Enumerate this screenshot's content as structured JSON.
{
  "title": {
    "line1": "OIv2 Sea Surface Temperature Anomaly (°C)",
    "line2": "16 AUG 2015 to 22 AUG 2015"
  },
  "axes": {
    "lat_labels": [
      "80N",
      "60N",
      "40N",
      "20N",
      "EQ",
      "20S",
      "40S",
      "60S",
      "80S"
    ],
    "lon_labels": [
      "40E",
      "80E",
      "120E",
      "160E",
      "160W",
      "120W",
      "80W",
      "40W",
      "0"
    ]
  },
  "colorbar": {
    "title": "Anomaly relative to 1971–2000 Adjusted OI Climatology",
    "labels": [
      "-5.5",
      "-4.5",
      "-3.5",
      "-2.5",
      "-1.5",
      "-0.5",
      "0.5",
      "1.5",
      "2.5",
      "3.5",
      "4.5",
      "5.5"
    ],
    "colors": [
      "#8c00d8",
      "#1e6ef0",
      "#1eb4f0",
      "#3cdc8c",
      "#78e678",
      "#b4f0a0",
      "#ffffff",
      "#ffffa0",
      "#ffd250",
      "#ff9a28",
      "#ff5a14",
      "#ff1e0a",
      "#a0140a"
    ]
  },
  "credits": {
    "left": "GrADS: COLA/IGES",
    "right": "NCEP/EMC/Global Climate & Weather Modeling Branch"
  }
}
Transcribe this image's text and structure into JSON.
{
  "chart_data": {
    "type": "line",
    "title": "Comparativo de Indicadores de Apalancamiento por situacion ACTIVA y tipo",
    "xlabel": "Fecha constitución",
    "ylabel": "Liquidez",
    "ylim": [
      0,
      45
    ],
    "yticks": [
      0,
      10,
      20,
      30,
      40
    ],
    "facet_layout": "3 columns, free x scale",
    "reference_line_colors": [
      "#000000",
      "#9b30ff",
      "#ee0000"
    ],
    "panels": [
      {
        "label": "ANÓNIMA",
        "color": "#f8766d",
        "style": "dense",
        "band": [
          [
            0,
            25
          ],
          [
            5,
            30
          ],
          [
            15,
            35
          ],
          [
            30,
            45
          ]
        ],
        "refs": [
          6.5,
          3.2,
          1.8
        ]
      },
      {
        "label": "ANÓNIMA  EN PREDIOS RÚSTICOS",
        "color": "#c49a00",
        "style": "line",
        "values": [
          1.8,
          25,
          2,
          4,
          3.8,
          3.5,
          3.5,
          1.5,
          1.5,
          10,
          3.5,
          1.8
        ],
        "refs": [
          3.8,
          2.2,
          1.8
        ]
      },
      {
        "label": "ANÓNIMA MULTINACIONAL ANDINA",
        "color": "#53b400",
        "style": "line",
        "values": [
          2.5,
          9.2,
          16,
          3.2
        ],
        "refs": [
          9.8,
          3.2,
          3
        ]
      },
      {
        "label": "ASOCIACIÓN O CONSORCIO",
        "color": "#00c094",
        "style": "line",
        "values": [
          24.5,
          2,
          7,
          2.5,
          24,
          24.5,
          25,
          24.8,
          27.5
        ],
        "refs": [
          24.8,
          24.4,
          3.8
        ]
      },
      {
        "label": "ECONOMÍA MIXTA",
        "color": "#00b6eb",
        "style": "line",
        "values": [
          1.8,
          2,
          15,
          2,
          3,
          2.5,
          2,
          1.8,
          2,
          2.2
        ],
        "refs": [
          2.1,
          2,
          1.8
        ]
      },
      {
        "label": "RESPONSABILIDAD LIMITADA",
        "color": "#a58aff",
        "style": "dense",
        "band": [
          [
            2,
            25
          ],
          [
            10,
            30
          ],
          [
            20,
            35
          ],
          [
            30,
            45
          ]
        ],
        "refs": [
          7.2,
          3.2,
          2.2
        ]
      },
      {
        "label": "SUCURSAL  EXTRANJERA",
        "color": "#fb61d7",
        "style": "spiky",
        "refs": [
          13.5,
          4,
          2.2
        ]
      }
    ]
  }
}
○ ○ ○
■ SET EXERCISE
Exactly as shown, repeat every record.

■ RESPONSE TO THE EXERCISE
Enumerate this screenshot's content as structured JSON.
{
  "title": {
    "line1": "OIv2 Sea Surface Temperature Anomaly (°C)",
    "line2": "16 AUG 2015 to 22 AUG 2015"
  },
  "axes": {
    "lat_labels": [
      "80N",
      "60N",
      "40N",
      "20N",
      "EQ",
      "20S",
      "40S",
      "60S",
      "80S"
    ],
    "lon_labels": [
      "40E",
      "80E",
      "120E",
      "160E",
      "160W",
      "120W",
      "80W",
      "40W",
      "0"
    ]
  },
  "colorbar": {
    "title": "Anomaly relative to 1971–2000 Adjusted OI Climatology",
    "labels": [
      "-5.5",
      "-4.5",
      "-3.5",
      "-2.5",
      "-1.5",
      "-0.5",
      "0.5",
      "1.5",
      "2.5",
      "3.5",
      "4.5",
      "5.5"
    ],
    "colors": [
      "#8c00d8",
      "#1e6ef0",
      "#1eb4f0",
      "#3cdc8c",
      "#78e678",
      "#b4f0a0",
      "#ffffff",
      "#ffffa0",
      "#ffd250",
      "#ff9a28",
      "#ff5a14",
      "#ff1e0a",
      "#a0140a"
    ]
  },
  "credits": {
    "left": "GrADS: COLA/IGES",
    "right": "NCEP/EMC/Global Climate & Weather Modeling Branch"
  }
}
Transcribe this image's text and structure into JSON.
{
  "chart_data": {
    "type": "line",
    "title": "Comparativo de Indicadores de Apalancamiento por situacion ACTIVA y tipo",
    "xlabel": "Fecha constitución",
    "ylabel": "Liquidez",
    "ylim": [
      0,
      45
    ],
    "yticks": [
      0,
      10,
      20,
      30,
      40
    ],
    "facet_layout": "3 columns, free x scale",
    "reference_line_colors": [
      "#000000",
      "#9b30ff",
      "#ee0000"
    ],
    "panels": [
      {
        "label": "ANÓNIMA",
        "color": "#f8766d",
        "style": "dense",
        "band": [
          [
            0,
            25
          ],
          [
            5,
            30
          ],
          [
            15,
            35
          ],
          [
            30,
            45
          ]
        ],
        "refs": [
          6.5,
          3.2,
          1.8
        ]
      },
      {
        "label": "ANÓNIMA  EN PREDIOS RÚSTICOS",
        "color": "#c49a00",
        "style": "line",
        "values": [
          1.8,
          25,
          2,
          4,
          3.8,
          3.5,
          3.5,
          1.5,
          1.5,
          10,
          3.5,
          1.8
        ],
        "refs": [
          3.8,
          2.2,
          1.8
        ]
      },
      {
        "label": "ANÓNIMA MULTINACIONAL ANDINA",
        "color": "#53b400",
        "style": "line",
        "values": [
          2.5,
          9.2,
          16,
          3.2
        ],
        "refs": [
          9.8,
          3.2,
          3
        ]
      },
      {
        "label": "ASOCIACIÓN O CONSORCIO",
        "color": "#00c094",
        "style": "line",
        "values": [
          24.5,
          2,
          7,
          2.5,
          24,
          24.5,
          25,
          24.8,
          27.5
        ],
        "refs": [
          24.8,
          24.4,
          3.8
        ]
      },
      {
        "label": "ECONOMÍA MIXTA",
        "color": "#00b6eb",
        "style": "line",
        "values": [
          1.8,
          2,
          15,
          2,
          3,
          2.5,
          2,
          1.8,
          2,
          2.2
        ],
        "refs": [
          2.1,
          2,
          1.8
        ]
      },
      {
        "label": "RESPONSABILIDAD LIMITADA",
        "color": "#a58aff",
        "style": "dense",
        "band": [
          [
            2,
            25
          ],
          [
            10,
            30
          ],
          [
            20,
            35
          ],
          [
            30,
            45
          ]
        ],
        "refs": [
          7.2,
          3.2,
          2.2
        ]
      },
      {
        "label": "SUCURSAL  EXTRANJERA",
        "color": "#fb61d7",
        "style": "spiky",
        "refs": [
          13.5,
          4,
          2.2
        ]
      }
    ]
  }
}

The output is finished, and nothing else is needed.